[DATASET]
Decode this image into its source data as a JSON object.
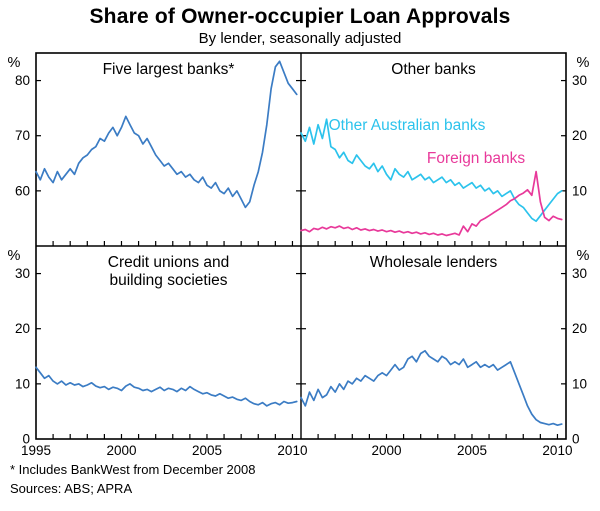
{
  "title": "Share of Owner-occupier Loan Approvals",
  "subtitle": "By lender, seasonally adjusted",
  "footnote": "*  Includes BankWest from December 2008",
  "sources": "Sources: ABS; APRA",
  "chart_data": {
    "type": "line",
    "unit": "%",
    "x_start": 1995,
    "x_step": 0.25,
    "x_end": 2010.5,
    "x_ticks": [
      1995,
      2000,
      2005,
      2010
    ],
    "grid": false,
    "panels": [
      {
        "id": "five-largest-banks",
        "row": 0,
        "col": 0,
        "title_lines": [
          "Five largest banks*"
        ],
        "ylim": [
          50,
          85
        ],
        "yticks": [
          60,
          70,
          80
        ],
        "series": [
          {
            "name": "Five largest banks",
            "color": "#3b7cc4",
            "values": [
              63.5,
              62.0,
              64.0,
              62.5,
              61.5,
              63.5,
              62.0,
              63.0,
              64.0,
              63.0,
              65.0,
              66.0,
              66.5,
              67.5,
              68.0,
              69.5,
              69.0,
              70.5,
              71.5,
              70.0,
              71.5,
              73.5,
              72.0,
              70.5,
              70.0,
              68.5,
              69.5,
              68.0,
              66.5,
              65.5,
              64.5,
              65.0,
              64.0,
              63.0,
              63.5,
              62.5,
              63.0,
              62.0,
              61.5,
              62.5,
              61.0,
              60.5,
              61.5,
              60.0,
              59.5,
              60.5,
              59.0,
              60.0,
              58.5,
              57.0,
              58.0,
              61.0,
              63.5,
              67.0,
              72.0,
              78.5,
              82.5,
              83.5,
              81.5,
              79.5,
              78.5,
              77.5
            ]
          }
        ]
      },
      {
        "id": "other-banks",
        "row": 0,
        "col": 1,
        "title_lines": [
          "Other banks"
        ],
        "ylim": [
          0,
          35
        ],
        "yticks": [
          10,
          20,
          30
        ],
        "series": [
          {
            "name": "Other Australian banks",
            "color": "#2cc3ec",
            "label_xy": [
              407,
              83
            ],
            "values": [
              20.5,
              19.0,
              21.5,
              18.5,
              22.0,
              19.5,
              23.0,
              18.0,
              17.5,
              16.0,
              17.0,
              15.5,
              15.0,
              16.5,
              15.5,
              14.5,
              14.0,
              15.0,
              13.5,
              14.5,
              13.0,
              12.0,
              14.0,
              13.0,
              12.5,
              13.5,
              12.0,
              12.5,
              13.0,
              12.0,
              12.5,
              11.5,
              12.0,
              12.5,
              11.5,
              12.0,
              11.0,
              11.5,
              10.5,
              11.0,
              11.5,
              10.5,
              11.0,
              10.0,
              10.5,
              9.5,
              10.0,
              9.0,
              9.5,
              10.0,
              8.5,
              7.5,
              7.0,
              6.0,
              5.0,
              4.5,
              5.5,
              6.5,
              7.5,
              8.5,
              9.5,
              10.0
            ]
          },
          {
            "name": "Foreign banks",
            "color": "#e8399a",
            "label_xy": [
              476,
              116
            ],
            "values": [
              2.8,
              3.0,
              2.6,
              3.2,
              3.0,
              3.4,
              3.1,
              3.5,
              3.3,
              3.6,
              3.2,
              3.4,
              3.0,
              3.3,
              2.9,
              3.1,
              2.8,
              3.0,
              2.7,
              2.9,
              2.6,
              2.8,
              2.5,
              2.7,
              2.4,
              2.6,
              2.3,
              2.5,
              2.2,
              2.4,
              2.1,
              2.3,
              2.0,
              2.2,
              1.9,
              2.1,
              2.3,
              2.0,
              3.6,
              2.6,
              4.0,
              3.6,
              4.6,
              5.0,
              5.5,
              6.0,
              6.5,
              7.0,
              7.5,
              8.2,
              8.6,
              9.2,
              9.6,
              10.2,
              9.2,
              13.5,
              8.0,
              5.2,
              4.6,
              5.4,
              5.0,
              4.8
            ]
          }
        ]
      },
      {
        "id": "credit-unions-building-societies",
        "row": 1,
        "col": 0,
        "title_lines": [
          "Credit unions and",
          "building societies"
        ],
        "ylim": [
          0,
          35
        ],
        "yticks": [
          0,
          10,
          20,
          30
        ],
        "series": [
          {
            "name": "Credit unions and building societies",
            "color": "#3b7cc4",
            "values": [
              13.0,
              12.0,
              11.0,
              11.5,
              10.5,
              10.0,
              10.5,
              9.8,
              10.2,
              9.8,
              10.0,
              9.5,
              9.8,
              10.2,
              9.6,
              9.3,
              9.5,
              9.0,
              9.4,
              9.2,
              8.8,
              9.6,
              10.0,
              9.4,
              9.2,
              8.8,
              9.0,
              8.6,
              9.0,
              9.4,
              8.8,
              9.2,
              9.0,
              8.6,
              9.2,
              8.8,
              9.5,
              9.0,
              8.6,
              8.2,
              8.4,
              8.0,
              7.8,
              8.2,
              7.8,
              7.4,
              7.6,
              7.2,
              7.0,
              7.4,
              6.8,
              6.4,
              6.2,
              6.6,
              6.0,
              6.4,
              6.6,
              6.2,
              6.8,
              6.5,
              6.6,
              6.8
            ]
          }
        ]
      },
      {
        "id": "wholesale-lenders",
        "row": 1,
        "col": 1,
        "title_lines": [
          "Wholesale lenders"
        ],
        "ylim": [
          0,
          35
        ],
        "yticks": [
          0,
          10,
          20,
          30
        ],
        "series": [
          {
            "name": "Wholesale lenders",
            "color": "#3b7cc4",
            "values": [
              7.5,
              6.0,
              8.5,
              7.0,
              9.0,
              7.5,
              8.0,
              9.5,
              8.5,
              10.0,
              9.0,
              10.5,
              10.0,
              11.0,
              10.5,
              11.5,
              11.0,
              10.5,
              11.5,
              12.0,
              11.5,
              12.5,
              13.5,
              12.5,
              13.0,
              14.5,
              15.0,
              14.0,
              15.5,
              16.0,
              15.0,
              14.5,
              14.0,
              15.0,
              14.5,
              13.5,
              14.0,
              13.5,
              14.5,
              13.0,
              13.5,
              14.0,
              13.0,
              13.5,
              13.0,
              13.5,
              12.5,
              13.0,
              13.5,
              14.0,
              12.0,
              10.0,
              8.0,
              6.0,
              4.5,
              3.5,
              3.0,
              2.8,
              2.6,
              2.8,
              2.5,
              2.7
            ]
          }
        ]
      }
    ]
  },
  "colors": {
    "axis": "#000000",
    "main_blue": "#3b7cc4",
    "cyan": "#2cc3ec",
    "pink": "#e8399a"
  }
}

[EXERCISE GOAL]
Leave the images out and output the remaining material exactly as it stands.

[CORRECT RESPONSE]
Decode this image into its source data as a JSON object.
{
  "title": "Share of Owner-occupier Loan Approvals",
  "subtitle": "By lender, seasonally adjusted",
  "footnote": "*  Includes BankWest from December 2008",
  "sources": "Sources: ABS; APRA",
  "chart_data": {
    "type": "line",
    "unit": "%",
    "x_start": 1995,
    "x_step": 0.25,
    "x_end": 2010.5,
    "x_ticks": [
      1995,
      2000,
      2005,
      2010
    ],
    "grid": false,
    "panels": [
      {
        "id": "five-largest-banks",
        "row": 0,
        "col": 0,
        "title_lines": [
          "Five largest banks*"
        ],
        "ylim": [
          50,
          85
        ],
        "yticks": [
          60,
          70,
          80
        ],
        "series": [
          {
            "name": "Five largest banks",
            "color": "#3b7cc4",
            "values": [
              63.5,
              62.0,
              64.0,
              62.5,
              61.5,
              63.5,
              62.0,
              63.0,
              64.0,
              63.0,
              65.0,
              66.0,
              66.5,
              67.5,
              68.0,
              69.5,
              69.0,
              70.5,
              71.5,
              70.0,
              71.5,
              73.5,
              72.0,
              70.5,
              70.0,
              68.5,
              69.5,
              68.0,
              66.5,
              65.5,
              64.5,
              65.0,
              64.0,
              63.0,
              63.5,
              62.5,
              63.0,
              62.0,
              61.5,
              62.5,
              61.0,
              60.5,
              61.5,
              60.0,
              59.5,
              60.5,
              59.0,
              60.0,
              58.5,
              57.0,
              58.0,
              61.0,
              63.5,
              67.0,
              72.0,
              78.5,
              82.5,
              83.5,
              81.5,
              79.5,
              78.5,
              77.5
            ]
          }
        ]
      },
      {
        "id": "other-banks",
        "row": 0,
        "col": 1,
        "title_lines": [
          "Other banks"
        ],
        "ylim": [
          0,
          35
        ],
        "yticks": [
          10,
          20,
          30
        ],
        "series": [
          {
            "name": "Other Australian banks",
            "color": "#2cc3ec",
            "label_xy": [
              407,
              83
            ],
            "values": [
              20.5,
              19.0,
              21.5,
              18.5,
              22.0,
              19.5,
              23.0,
              18.0,
              17.5,
              16.0,
              17.0,
              15.5,
              15.0,
              16.5,
              15.5,
              14.5,
              14.0,
              15.0,
              13.5,
              14.5,
              13.0,
              12.0,
              14.0,
              13.0,
              12.5,
              13.5,
              12.0,
              12.5,
              13.0,
              12.0,
              12.5,
              11.5,
              12.0,
              12.5,
              11.5,
              12.0,
              11.0,
              11.5,
              10.5,
              11.0,
              11.5,
              10.5,
              11.0,
              10.0,
              10.5,
              9.5,
              10.0,
              9.0,
              9.5,
              10.0,
              8.5,
              7.5,
              7.0,
              6.0,
              5.0,
              4.5,
              5.5,
              6.5,
              7.5,
              8.5,
              9.5,
              10.0
            ]
          },
          {
            "name": "Foreign banks",
            "color": "#e8399a",
            "label_xy": [
              476,
              116
            ],
            "values": [
              2.8,
              3.0,
              2.6,
              3.2,
              3.0,
              3.4,
              3.1,
              3.5,
              3.3,
              3.6,
              3.2,
              3.4,
              3.0,
              3.3,
              2.9,
              3.1,
              2.8,
              3.0,
              2.7,
              2.9,
              2.6,
              2.8,
              2.5,
              2.7,
              2.4,
              2.6,
              2.3,
              2.5,
              2.2,
              2.4,
              2.1,
              2.3,
              2.0,
              2.2,
              1.9,
              2.1,
              2.3,
              2.0,
              3.6,
              2.6,
              4.0,
              3.6,
              4.6,
              5.0,
              5.5,
              6.0,
              6.5,
              7.0,
              7.5,
              8.2,
              8.6,
              9.2,
              9.6,
              10.2,
              9.2,
              13.5,
              8.0,
              5.2,
              4.6,
              5.4,
              5.0,
              4.8
            ]
          }
        ]
      },
      {
        "id": "credit-unions-building-societies",
        "row": 1,
        "col": 0,
        "title_lines": [
          "Credit unions and",
          "building societies"
        ],
        "ylim": [
          0,
          35
        ],
        "yticks": [
          0,
          10,
          20,
          30
        ],
        "series": [
          {
            "name": "Credit unions and building societies",
            "color": "#3b7cc4",
            "values": [
              13.0,
              12.0,
              11.0,
              11.5,
              10.5,
              10.0,
              10.5,
              9.8,
              10.2,
              9.8,
              10.0,
              9.5,
              9.8,
              10.2,
              9.6,
              9.3,
              9.5,
              9.0,
              9.4,
              9.2,
              8.8,
              9.6,
              10.0,
              9.4,
              9.2,
              8.8,
              9.0,
              8.6,
              9.0,
              9.4,
              8.8,
              9.2,
              9.0,
              8.6,
              9.2,
              8.8,
              9.5,
              9.0,
              8.6,
              8.2,
              8.4,
              8.0,
              7.8,
              8.2,
              7.8,
              7.4,
              7.6,
              7.2,
              7.0,
              7.4,
              6.8,
              6.4,
              6.2,
              6.6,
              6.0,
              6.4,
              6.6,
              6.2,
              6.8,
              6.5,
              6.6,
              6.8
            ]
          }
        ]
      },
      {
        "id": "wholesale-lenders",
        "row": 1,
        "col": 1,
        "title_lines": [
          "Wholesale lenders"
        ],
        "ylim": [
          0,
          35
        ],
        "yticks": [
          0,
          10,
          20,
          30
        ],
        "series": [
          {
            "name": "Wholesale lenders",
            "color": "#3b7cc4",
            "values": [
              7.5,
              6.0,
              8.5,
              7.0,
              9.0,
              7.5,
              8.0,
              9.5,
              8.5,
              10.0,
              9.0,
              10.5,
              10.0,
              11.0,
              10.5,
              11.5,
              11.0,
              10.5,
              11.5,
              12.0,
              11.5,
              12.5,
              13.5,
              12.5,
              13.0,
              14.5,
              15.0,
              14.0,
              15.5,
              16.0,
              15.0,
              14.5,
              14.0,
              15.0,
              14.5,
              13.5,
              14.0,
              13.5,
              14.5,
              13.0,
              13.5,
              14.0,
              13.0,
              13.5,
              13.0,
              13.5,
              12.5,
              13.0,
              13.5,
              14.0,
              12.0,
              10.0,
              8.0,
              6.0,
              4.5,
              3.5,
              3.0,
              2.8,
              2.6,
              2.8,
              2.5,
              2.7
            ]
          }
        ]
      }
    ]
  },
  "colors": {
    "axis": "#000000",
    "main_blue": "#3b7cc4",
    "cyan": "#2cc3ec",
    "pink": "#e8399a"
  }
}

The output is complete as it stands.